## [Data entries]
^^^^^^^^^^^^^^^^

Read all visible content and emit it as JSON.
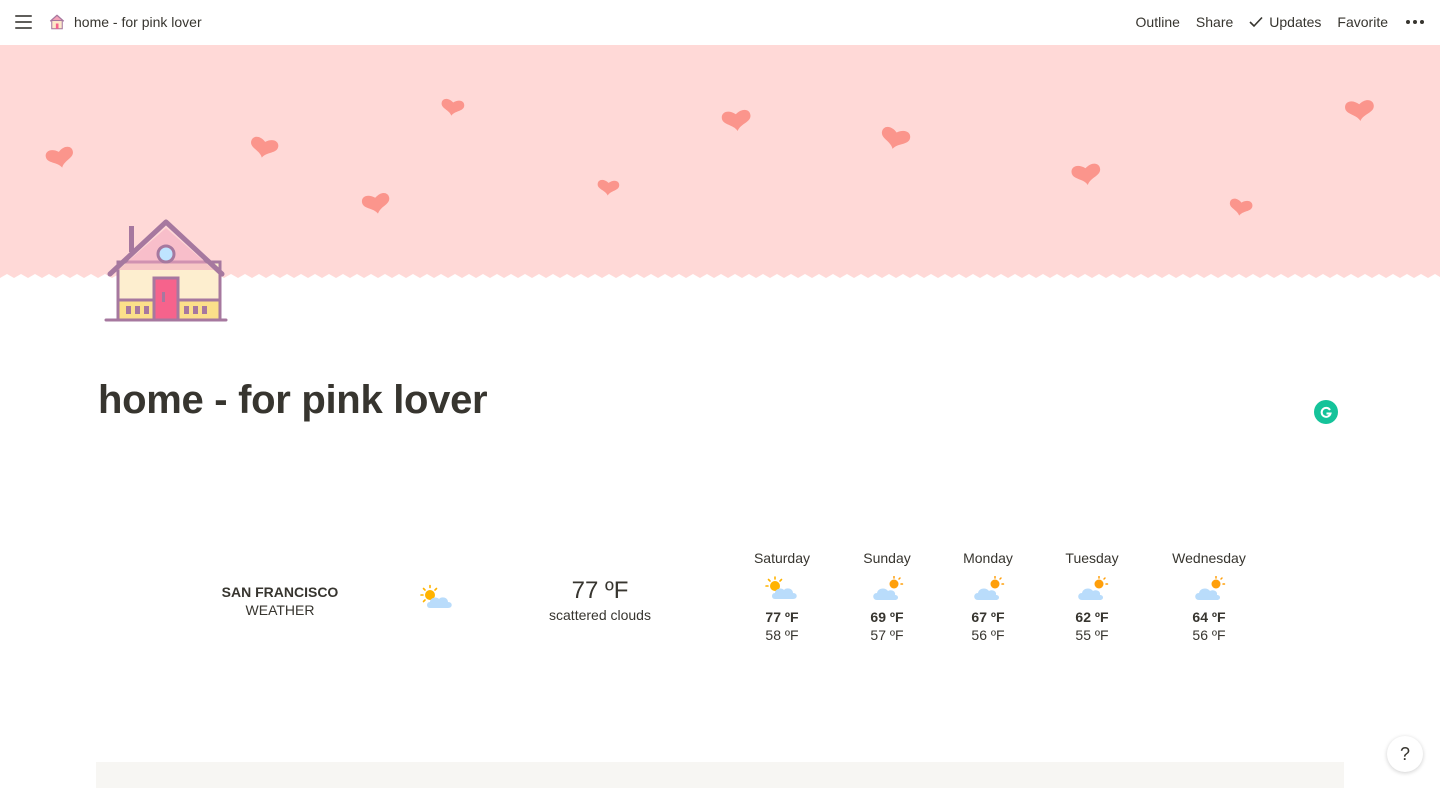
{
  "topbar": {
    "breadcrumb_title": "home - for pink lover",
    "actions": [
      "Outline",
      "Share",
      "Updates",
      "Favorite"
    ]
  },
  "page": {
    "title": "home - for pink lover",
    "cover_color": "#ffd9d7",
    "heart_color": "#fb958c"
  },
  "weather": {
    "city": "SAN FRANCISCO",
    "label": "WEATHER",
    "current_temp": "77 ºF",
    "current_desc": "scattered clouds",
    "current_icon": "sun-behind-cloud-icon",
    "forecast": [
      {
        "day": "Saturday",
        "high": "77 ºF",
        "low": "58 ºF",
        "icon": "sun-behind-cloud-icon"
      },
      {
        "day": "Sunday",
        "high": "69 ºF",
        "low": "57 ºF",
        "icon": "cloud-sun-icon"
      },
      {
        "day": "Monday",
        "high": "67 ºF",
        "low": "56 ºF",
        "icon": "cloud-sun-icon"
      },
      {
        "day": "Tuesday",
        "high": "62 ºF",
        "low": "55 ºF",
        "icon": "cloud-sun-icon"
      },
      {
        "day": "Wednesday",
        "high": "64 ºF",
        "low": "56 ºF",
        "icon": "cloud-sun-icon"
      }
    ]
  },
  "help_label": "?"
}
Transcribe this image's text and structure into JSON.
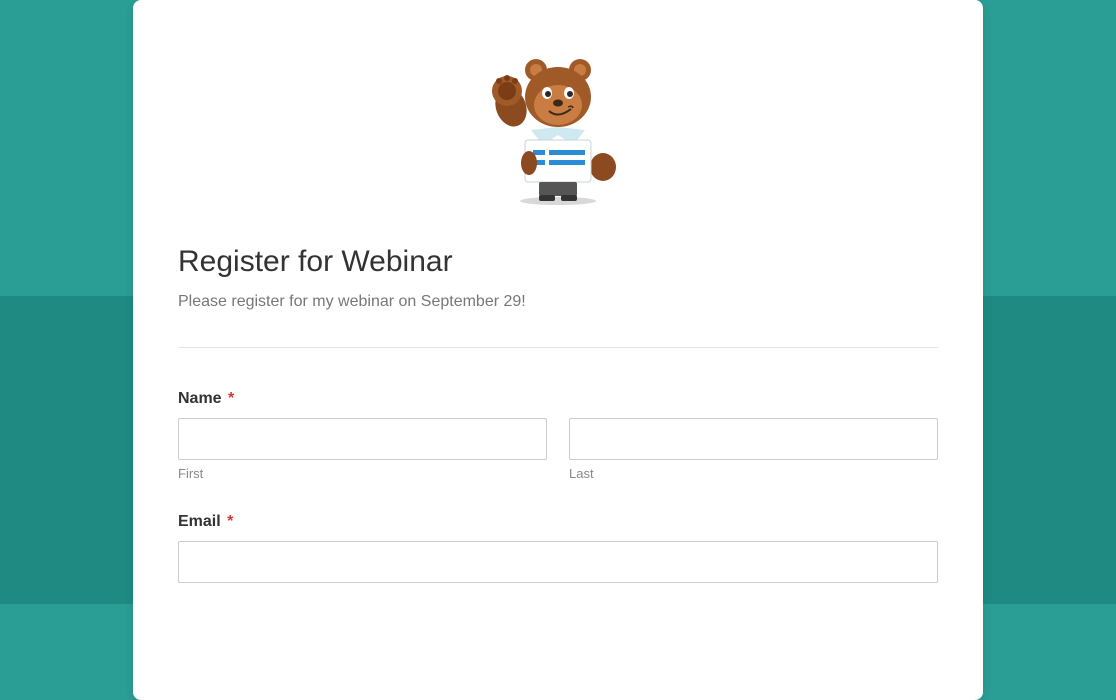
{
  "form": {
    "title": "Register for Webinar",
    "description": "Please register for my webinar on September 29!",
    "fields": {
      "name": {
        "label": "Name",
        "required_marker": "*",
        "first_sublabel": "First",
        "last_sublabel": "Last",
        "first_value": "",
        "last_value": ""
      },
      "email": {
        "label": "Email",
        "required_marker": "*",
        "value": ""
      }
    }
  },
  "mascot": {
    "name": "bear-mascot"
  },
  "colors": {
    "bg_top": "#2a9d94",
    "bg_bottom": "#1e8a82",
    "card": "#ffffff",
    "required": "#d63638"
  }
}
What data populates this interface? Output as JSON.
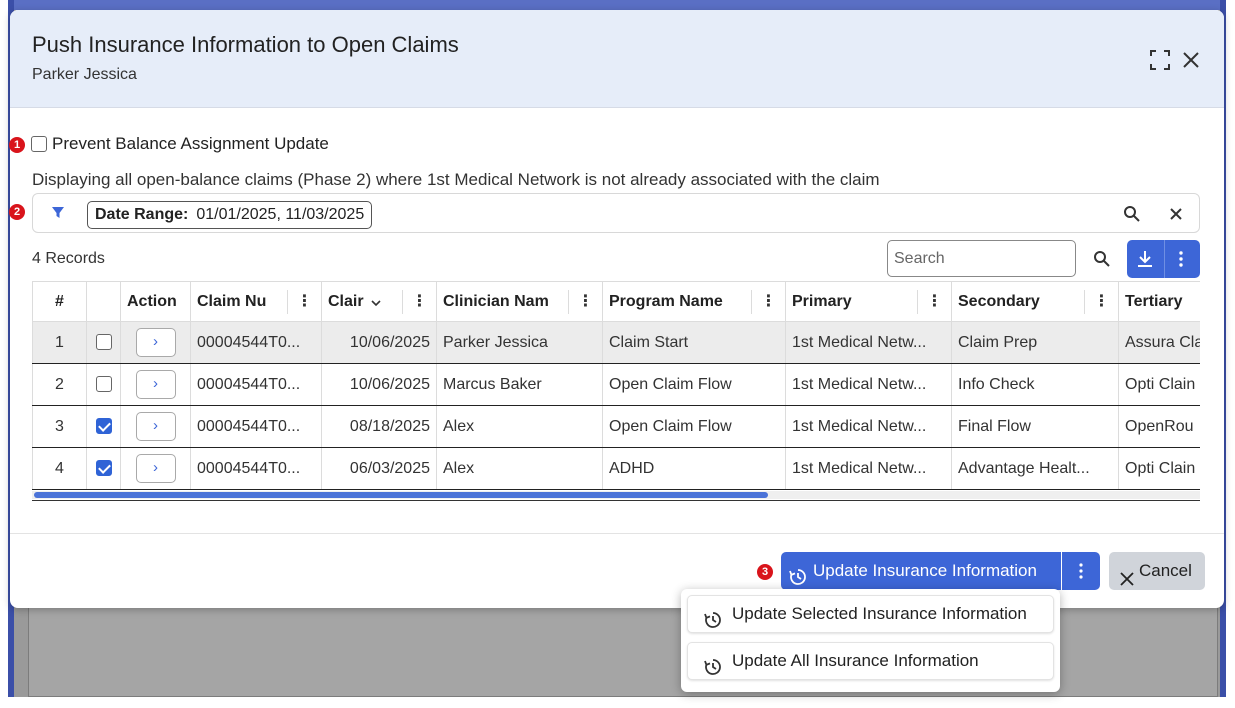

^^^^^^^^^^^^^^^^

## [INSTRUCTIONS FOR THE TASK]
Extract all the entries word for word; omit any pictures.

## [RESULT BELOW]
Read all visible content and emit it as JSON.
{
  "topbar": {
    "breadcrumb_title": "home - for pink lover",
    "actions": [
      "Outline",
      "Share",
      "Updates",
      "Favorite"
    ]
  },
  "page": {
    "title": "home - for pink lover",
    "cover_color": "#ffd9d7",
    "heart_color": "#fb958c"
  },
  "weather": {
    "city": "SAN FRANCISCO",
    "label": "WEATHER",
    "current_temp": "77 ºF",
    "current_desc": "scattered clouds",
    "current_icon": "sun-behind-cloud-icon",
    "forecast": [
      {
        "day": "Saturday",
        "high": "77 ºF",
        "low": "58 ºF",
        "icon": "sun-behind-cloud-icon"
      },
      {
        "day": "Sunday",
        "high": "69 ºF",
        "low": "57 ºF",
        "icon": "cloud-sun-icon"
      },
      {
        "day": "Monday",
        "high": "67 ºF",
        "low": "56 ºF",
        "icon": "cloud-sun-icon"
      },
      {
        "day": "Tuesday",
        "high": "62 ºF",
        "low": "55 ºF",
        "icon": "cloud-sun-icon"
      },
      {
        "day": "Wednesday",
        "high": "64 ºF",
        "low": "56 ºF",
        "icon": "cloud-sun-icon"
      }
    ]
  },
  "help_label": "?"
}
Transcribe this image's text and structure into JSON.
{
  "form": {
    "title": "Register for Webinar",
    "description": "Please register for my webinar on September 29!",
    "fields": {
      "name": {
        "label": "Name",
        "required_marker": "*",
        "first_sublabel": "First",
        "last_sublabel": "Last",
        "first_value": "",
        "last_value": ""
      },
      "email": {
        "label": "Email",
        "required_marker": "*",
        "value": ""
      }
    }
  },
  "mascot": {
    "name": "bear-mascot"
  },
  "colors": {
    "bg_top": "#2a9d94",
    "bg_bottom": "#1e8a82",
    "card": "#ffffff",
    "required": "#d63638"
  }
}
What data populates this interface? Output as JSON.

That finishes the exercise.